#### Description of the task:
Output the material beneath exactly, leaving nothing out.
##### Exercise material
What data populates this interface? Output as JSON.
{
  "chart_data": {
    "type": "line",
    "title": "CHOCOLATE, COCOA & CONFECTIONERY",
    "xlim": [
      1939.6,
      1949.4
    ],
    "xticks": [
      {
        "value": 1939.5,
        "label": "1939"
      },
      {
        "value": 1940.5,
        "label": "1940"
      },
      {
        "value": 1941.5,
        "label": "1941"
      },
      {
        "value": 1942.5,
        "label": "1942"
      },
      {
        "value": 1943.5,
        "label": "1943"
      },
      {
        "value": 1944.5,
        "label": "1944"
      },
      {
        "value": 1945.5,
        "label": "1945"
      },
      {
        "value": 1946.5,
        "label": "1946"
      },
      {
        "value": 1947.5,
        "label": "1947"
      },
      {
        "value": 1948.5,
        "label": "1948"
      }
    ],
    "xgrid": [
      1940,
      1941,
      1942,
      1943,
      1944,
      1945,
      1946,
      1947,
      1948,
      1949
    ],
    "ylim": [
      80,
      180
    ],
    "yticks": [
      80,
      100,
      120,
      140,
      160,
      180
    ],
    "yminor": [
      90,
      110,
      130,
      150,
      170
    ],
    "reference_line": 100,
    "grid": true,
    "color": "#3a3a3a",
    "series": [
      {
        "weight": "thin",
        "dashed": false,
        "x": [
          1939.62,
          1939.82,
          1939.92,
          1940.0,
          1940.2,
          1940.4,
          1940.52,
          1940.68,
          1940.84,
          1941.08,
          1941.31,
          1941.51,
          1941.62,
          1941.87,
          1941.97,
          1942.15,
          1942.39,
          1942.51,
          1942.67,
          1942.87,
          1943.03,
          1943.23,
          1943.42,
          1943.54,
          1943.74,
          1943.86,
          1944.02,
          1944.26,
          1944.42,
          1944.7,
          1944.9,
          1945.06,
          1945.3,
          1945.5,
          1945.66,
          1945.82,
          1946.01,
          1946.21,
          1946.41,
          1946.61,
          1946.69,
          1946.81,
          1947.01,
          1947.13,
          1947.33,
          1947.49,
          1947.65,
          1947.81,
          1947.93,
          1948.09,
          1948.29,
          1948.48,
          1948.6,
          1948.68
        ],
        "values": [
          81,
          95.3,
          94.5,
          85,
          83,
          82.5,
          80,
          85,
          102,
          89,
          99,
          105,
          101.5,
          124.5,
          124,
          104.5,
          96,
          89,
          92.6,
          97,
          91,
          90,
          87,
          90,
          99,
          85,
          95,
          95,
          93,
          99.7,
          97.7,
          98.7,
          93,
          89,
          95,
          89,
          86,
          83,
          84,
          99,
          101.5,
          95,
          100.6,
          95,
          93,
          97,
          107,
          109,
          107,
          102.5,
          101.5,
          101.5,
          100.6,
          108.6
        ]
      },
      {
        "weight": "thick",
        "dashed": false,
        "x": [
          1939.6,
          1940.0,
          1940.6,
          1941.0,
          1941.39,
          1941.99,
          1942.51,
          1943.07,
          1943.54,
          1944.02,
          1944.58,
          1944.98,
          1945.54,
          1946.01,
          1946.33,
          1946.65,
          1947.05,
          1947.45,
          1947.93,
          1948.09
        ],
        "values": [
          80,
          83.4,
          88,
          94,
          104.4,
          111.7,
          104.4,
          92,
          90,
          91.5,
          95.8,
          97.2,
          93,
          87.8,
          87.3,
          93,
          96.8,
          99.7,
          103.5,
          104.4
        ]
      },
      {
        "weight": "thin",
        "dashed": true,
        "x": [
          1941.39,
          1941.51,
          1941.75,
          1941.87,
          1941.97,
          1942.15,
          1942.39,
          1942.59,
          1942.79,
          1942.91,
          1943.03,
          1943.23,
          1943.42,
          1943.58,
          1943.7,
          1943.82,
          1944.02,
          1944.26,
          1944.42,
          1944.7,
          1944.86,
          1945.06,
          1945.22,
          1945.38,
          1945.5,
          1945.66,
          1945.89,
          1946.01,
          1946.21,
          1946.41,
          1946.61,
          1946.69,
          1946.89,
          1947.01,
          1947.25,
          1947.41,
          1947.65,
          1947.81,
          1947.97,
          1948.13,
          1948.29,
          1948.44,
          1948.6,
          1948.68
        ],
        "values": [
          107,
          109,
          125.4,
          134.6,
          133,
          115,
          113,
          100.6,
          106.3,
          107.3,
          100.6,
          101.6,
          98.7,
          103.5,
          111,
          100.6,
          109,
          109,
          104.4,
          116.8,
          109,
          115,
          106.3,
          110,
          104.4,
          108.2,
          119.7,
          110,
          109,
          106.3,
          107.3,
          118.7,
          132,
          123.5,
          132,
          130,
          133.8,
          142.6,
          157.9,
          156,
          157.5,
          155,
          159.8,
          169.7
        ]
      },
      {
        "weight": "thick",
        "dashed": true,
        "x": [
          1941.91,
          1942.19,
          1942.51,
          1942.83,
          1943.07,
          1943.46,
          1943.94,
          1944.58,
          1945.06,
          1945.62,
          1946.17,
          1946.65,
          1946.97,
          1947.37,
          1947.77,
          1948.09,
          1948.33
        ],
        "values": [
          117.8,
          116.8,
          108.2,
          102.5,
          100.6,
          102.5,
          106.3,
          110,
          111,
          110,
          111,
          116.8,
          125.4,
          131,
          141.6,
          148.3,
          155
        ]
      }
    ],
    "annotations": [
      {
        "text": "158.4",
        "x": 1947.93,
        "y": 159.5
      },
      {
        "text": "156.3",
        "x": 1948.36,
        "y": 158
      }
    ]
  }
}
##########
#### Worked answer:
What data populates this interface? Output as JSON.
{
  "chart_data": {
    "type": "line",
    "title": "CHOCOLATE, COCOA & CONFECTIONERY",
    "xlim": [
      1939.6,
      1949.4
    ],
    "xticks": [
      {
        "value": 1939.5,
        "label": "1939"
      },
      {
        "value": 1940.5,
        "label": "1940"
      },
      {
        "value": 1941.5,
        "label": "1941"
      },
      {
        "value": 1942.5,
        "label": "1942"
      },
      {
        "value": 1943.5,
        "label": "1943"
      },
      {
        "value": 1944.5,
        "label": "1944"
      },
      {
        "value": 1945.5,
        "label": "1945"
      },
      {
        "value": 1946.5,
        "label": "1946"
      },
      {
        "value": 1947.5,
        "label": "1947"
      },
      {
        "value": 1948.5,
        "label": "1948"
      }
    ],
    "xgrid": [
      1940,
      1941,
      1942,
      1943,
      1944,
      1945,
      1946,
      1947,
      1948,
      1949
    ],
    "ylim": [
      80,
      180
    ],
    "yticks": [
      80,
      100,
      120,
      140,
      160,
      180
    ],
    "yminor": [
      90,
      110,
      130,
      150,
      170
    ],
    "reference_line": 100,
    "grid": true,
    "color": "#3a3a3a",
    "series": [
      {
        "weight": "thin",
        "dashed": false,
        "x": [
          1939.62,
          1939.82,
          1939.92,
          1940.0,
          1940.2,
          1940.4,
          1940.52,
          1940.68,
          1940.84,
          1941.08,
          1941.31,
          1941.51,
          1941.62,
          1941.87,
          1941.97,
          1942.15,
          1942.39,
          1942.51,
          1942.67,
          1942.87,
          1943.03,
          1943.23,
          1943.42,
          1943.54,
          1943.74,
          1943.86,
          1944.02,
          1944.26,
          1944.42,
          1944.7,
          1944.9,
          1945.06,
          1945.3,
          1945.5,
          1945.66,
          1945.82,
          1946.01,
          1946.21,
          1946.41,
          1946.61,
          1946.69,
          1946.81,
          1947.01,
          1947.13,
          1947.33,
          1947.49,
          1947.65,
          1947.81,
          1947.93,
          1948.09,
          1948.29,
          1948.48,
          1948.6,
          1948.68
        ],
        "values": [
          81,
          95.3,
          94.5,
          85,
          83,
          82.5,
          80,
          85,
          102,
          89,
          99,
          105,
          101.5,
          124.5,
          124,
          104.5,
          96,
          89,
          92.6,
          97,
          91,
          90,
          87,
          90,
          99,
          85,
          95,
          95,
          93,
          99.7,
          97.7,
          98.7,
          93,
          89,
          95,
          89,
          86,
          83,
          84,
          99,
          101.5,
          95,
          100.6,
          95,
          93,
          97,
          107,
          109,
          107,
          102.5,
          101.5,
          101.5,
          100.6,
          108.6
        ]
      },
      {
        "weight": "thick",
        "dashed": false,
        "x": [
          1939.6,
          1940.0,
          1940.6,
          1941.0,
          1941.39,
          1941.99,
          1942.51,
          1943.07,
          1943.54,
          1944.02,
          1944.58,
          1944.98,
          1945.54,
          1946.01,
          1946.33,
          1946.65,
          1947.05,
          1947.45,
          1947.93,
          1948.09
        ],
        "values": [
          80,
          83.4,
          88,
          94,
          104.4,
          111.7,
          104.4,
          92,
          90,
          91.5,
          95.8,
          97.2,
          93,
          87.8,
          87.3,
          93,
          96.8,
          99.7,
          103.5,
          104.4
        ]
      },
      {
        "weight": "thin",
        "dashed": true,
        "x": [
          1941.39,
          1941.51,
          1941.75,
          1941.87,
          1941.97,
          1942.15,
          1942.39,
          1942.59,
          1942.79,
          1942.91,
          1943.03,
          1943.23,
          1943.42,
          1943.58,
          1943.7,
          1943.82,
          1944.02,
          1944.26,
          1944.42,
          1944.7,
          1944.86,
          1945.06,
          1945.22,
          1945.38,
          1945.5,
          1945.66,
          1945.89,
          1946.01,
          1946.21,
          1946.41,
          1946.61,
          1946.69,
          1946.89,
          1947.01,
          1947.25,
          1947.41,
          1947.65,
          1947.81,
          1947.97,
          1948.13,
          1948.29,
          1948.44,
          1948.6,
          1948.68
        ],
        "values": [
          107,
          109,
          125.4,
          134.6,
          133,
          115,
          113,
          100.6,
          106.3,
          107.3,
          100.6,
          101.6,
          98.7,
          103.5,
          111,
          100.6,
          109,
          109,
          104.4,
          116.8,
          109,
          115,
          106.3,
          110,
          104.4,
          108.2,
          119.7,
          110,
          109,
          106.3,
          107.3,
          118.7,
          132,
          123.5,
          132,
          130,
          133.8,
          142.6,
          157.9,
          156,
          157.5,
          155,
          159.8,
          169.7
        ]
      },
      {
        "weight": "thick",
        "dashed": true,
        "x": [
          1941.91,
          1942.19,
          1942.51,
          1942.83,
          1943.07,
          1943.46,
          1943.94,
          1944.58,
          1945.06,
          1945.62,
          1946.17,
          1946.65,
          1946.97,
          1947.37,
          1947.77,
          1948.09,
          1948.33
        ],
        "values": [
          117.8,
          116.8,
          108.2,
          102.5,
          100.6,
          102.5,
          106.3,
          110,
          111,
          110,
          111,
          116.8,
          125.4,
          131,
          141.6,
          148.3,
          155
        ]
      }
    ],
    "annotations": [
      {
        "text": "158.4",
        "x": 1947.93,
        "y": 159.5
      },
      {
        "text": "156.3",
        "x": 1948.36,
        "y": 158
      }
    ]
  }
}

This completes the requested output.